**Work to be completed**: Select and reproduce each line of the listing below that bears the string "本人不慎遗失相关证件".

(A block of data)
....

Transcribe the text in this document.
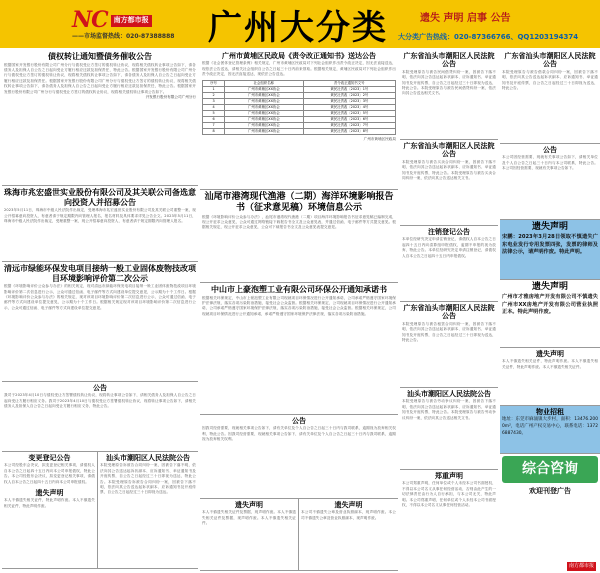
NC 南方都市报
——市场监督热线：020-87388888 广州大分类	遗失 声明 启事 公告
大分类广告热线：020-87366766、QQ1203194374
债权转让通知暨债务催收公告
根据国家开发银行股份有限公司广州分行与债权受让方签订的债权转让协议，现将相关债权转让事项公告如下，请各债务人及担保人自公告之日起向受让方履行相应还款及担保责任，特此公告。根据国家开发银行股份有限公司广州分行与债权受让方签订的债权转让协议，现将相关债权转让事项公告如下，请各债务人及担保人自公告之日起向受让方履行相应还款及担保责任。根据国家开发银行股份有限公司广州分行与债权受让方签订的债权转让协议，现将相关债权转让事项公告如下，请各债务人及担保人自公告之日起向受让方履行相应还款及担保责任，特此公告。根据国家开发银行股份有限公司广州分行与债权受让方签订的债权转让协议，现将相关债权转让事项公告如下。
开发银行股份有限公司广州分行
珠海市兆宏盛世实业股份有限公司及其关联公司备选意向投资人并招募公告
2023年5月11日，珠海市中级人民法院作出裁定，受理珠海市兆宏盛世实业股份有限公司及其关联公司重整一案，现公开招募意向投资人，有意者请于规定期限内向管理人报名，报名材料及具体要求详见公告全文。2023年5月11日，珠海市中级人民法院作出裁定，受理重整一案，现公开招募意向投资人，有意者请于规定期限内向管理人报名。
清远市绿能环保发电项目接纳一般工业固体废物技改项目环境影响评价第二次公示
根据《环境影响评价公众参与办法》的相关规定，现对清远市绿能环保发电项目接纳一般工业固体废物技改项目环境影响评价第二次信息进行公示，公众可通过信函、电子邮件等方式向建设单位提交意见，公示期为十个工作日。根据《环境影响评价公众参与办法》的相关规定，现对该项目环境影响评价第二次信息进行公示，公众可通过信函、电子邮件等方式向建设单位提交意见，公示期为十个工作日。根据相关规定现对该项目环境影响评价第二次信息进行公示，公众可通过信函、电子邮件等方式向建设单位提交意见。
公告
我司于2023年4月10日与债权受让方签署债权转让协议，现将转让事项公告如下，请相关债务人及担保人自公告之日起向受让方履行相应义务。我司于2023年4月10日与债权受让方签署债权转让协议，现将转让事项公告如下，请相关债务人及担保人自公告之日起向受让方履行相应义务，特此公告。
变更登记公告
本公司经股东会决议，拟变更登记相关事项，请债权人自本公告之日起四十五日内向本公司申报债权，特此公告。本公司经股东会决议，拟变更登记相关事项，请债权人自本公告之日起四十五日内向本公司申报债权。
遗失声明
本人不慎遗失相关证件，特此声明作废。本人不慎遗失相关证件，特此声明作废。
汕头市潮阳区人民法院公告
本院受理原告诉被告合同纠纷一案，因被告下落不明，依法向其公告送达起诉状副本、应诉通知书、举证通知书及开庭传票，自公告之日起经过三十日即视为送达，特此公告。本院受理原告诉被告合同纠纷一案，因被告下落不明，依法向其公告送达起诉状副本、应诉通知书及开庭传票，自公告之日起经过三十日即视为送达。
广州市黄埔区民政局《责令改正通知书》送达公告
根据《社会团体登记管理条例》相关规定，广州市黄埔区民政局对下列社会组织作出责令改正决定，因无法直接送达，现依法公告送达，请相关社会组织自公告之日起三十日内前来领取。根据相关规定，黄埔区民政局对下列社会组织作出责令改正决定，因无法直接送达，现依法公告送达。
序号	社会组织名称	责令改正通知书文号
1	广州市黄埔区XX协会	黄民社责改〔2023〕1号
2	广州市黄埔区XX协会	黄民社责改〔2023〕2号
3	广州市黄埔区XX协会	黄民社责改〔2023〕3号
4	广州市黄埔区XX协会	黄民社责改〔2023〕4号
5	广州市黄埔区XX协会	黄民社责改〔2023〕5号
6	广州市黄埔区XX协会	黄民社责改〔2023〕6号
7	广州市黄埔区XX协会	黄民社责改〔2023〕7号
8	广州市黄埔区XX协会	黄民社责改〔2023〕8号
广州市黄埔区民政局
汕尾市港湾现代渔港（二期）海洋环境影响报告书（征求意见稿）环境信息公示
根据《环境影响评价公众参与办法》，汕尾市港湾现代渔港（二期）项目海洋环境影响报告书征求意见稿已编制完成，现公开征求公众意见，公众可通过网络链接下载报告书全文及公众意见表，并通过信函、电子邮件等方式提交意见。根据相关规定，现公开征求公众意见，公众可下载报告书全文及公众意见表提交意见。
中山市上豪泡塑工业有限公司环保公开通知承诺书
根据相关环保规定，中山市上豪泡塑工业有限公司现就项目环保情况进行公开通知承诺，公司承诺严格遵守国家环境保护法律法规，落实各项污染防治措施，接受社会公众监督。根据相关环保规定，公司现就项目环保情况进行公开通知承诺，公司承诺严格遵守国家环境保护法律法规，落实各项污染防治措施，接受社会公众监督。根据相关环保规定，公司现就项目环保情况进行公开通知承诺，承诺严格遵守国家环境保护法律法规，落实各项污染防治措施。
公告
因我司经营需要，现就相关事项公告如下，请有关单位及个人自公告之日起三十日内与我司联系，逾期视为放弃相关权利，特此公告。因我司经营需要，现就相关事项公告如下，请有关单位及个人自公告之日起三十日内与我司联系，逾期视为放弃相关权利。
遗失声明
本人不慎遗失相关证件及票据，现声明作废。本人不慎遗失相关证件及票据，现声明作废。本人不慎遗失相关证件。
遗失声明
本公司不慎遗失公章及营业执照副本，现声明作废。本公司不慎遗失公章及营业执照副本，现声明作废。
广东省汕头市潮阳区人民法院公告
本院受理原告与被告民间借贷纠纷一案，因被告下落不明，依法向其公告送达起诉状副本、应诉通知书、举证通知书及开庭传票，自公告之日起经过三十日即视为送达，特此公告。本院受理原告与被告民间借贷纠纷一案，依法向其公告送达相关文书。
广东省汕头市潮阳区人民法院公告
本院受理原告与被告买卖合同纠纷一案，因被告下落不明，依法向其公告送达起诉状副本、应诉通知书、举证通知书及开庭传票，特此公告。本院受理原告与被告买卖合同纠纷一案，依法向其公告送达相关文书。
注销登记公告
本单位经研究决定申请注销登记，请债权人自本公告之日起四十五日内向清算组申报债权，逾期不申报的视为放弃，特此公告。本单位经研究决定申请注销登记，请债权人自本公告之日起四十五日内申报债权。
广东省汕头市潮阳区人民法院公告
本院受理原告与被告租赁合同纠纷一案，因被告下落不明，依法向其公告送达起诉状副本、应诉通知书、举证通知书及开庭传票，自公告之日起经过三十日即视为送达，特此公告。
汕头市潮阳区人民法院公告
本院受理原告与被告劳动争议纠纷一案，因被告下落不明，依法向其公告送达起诉状副本、应诉通知书、举证通知书及开庭传票，特此公告。本院受理原告与被告劳动争议纠纷一案，依法向其公告送达相关文书。
郑重声明
本公司郑重声明，任何单位或个人未经本公司书面授权，不得以本公司名义从事任何经营活动，否则由此产生的一切法律责任由行为人自行承担，与本公司无关，特此声明。本公司郑重声明，任何单位或个人未经本公司书面授权，不得以本公司名义从事任何经营活动。
广东省汕头市潮阳区人民法院公告
本院受理原告与被告借款合同纠纷一案，因被告下落不明，依法向其公告送达起诉状副本、应诉通知书、举证通知书及开庭传票，自公告之日起经过三十日即视为送达，特此公告。
公告
本公司因经营需要，现就有关事项公告如下，请相关单位及个人自公告之日起三十日内与本公司联系，特此公告。本公司因经营需要，现就有关事项公告如下。
遗失声明
宋鹏：2023年3月28日领取不慎遗失广东电业发行专用发票四张，发票的律师及法律公示，请声明作废。特此声明。
遗失声明
广州市才雅房地产开发有限公司不慎遗失广州市XX房地产开发有限公司营业执照正本。特此声明作废。
遗失声明
本人不慎遗失相关证件，特此声明作废。本人不慎遗失相关证件，特此声明作废。本人不慎遗失相关证件。
物业招租
地址：东莞市麻涌镇大步村，面积：13476.2000m²，电话广州产权交易中心，联系电话：13726887430。
综合咨询
欢迎刊登广告
南方都市报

....

**Written response**:
本人不慎遗失相关证件，特此声明作废。本人不慎遗失相关证件，特此声明作废。
本人不慎遗失相关证件及票据，现声明作废。本人不慎遗失相关证件及票据，现声明作废。本人不慎遗失相关证件。
本人不慎遗失相关证件，特此声明作废。本人不慎遗失相关证件，特此声明作废。本人不慎遗失相关证件。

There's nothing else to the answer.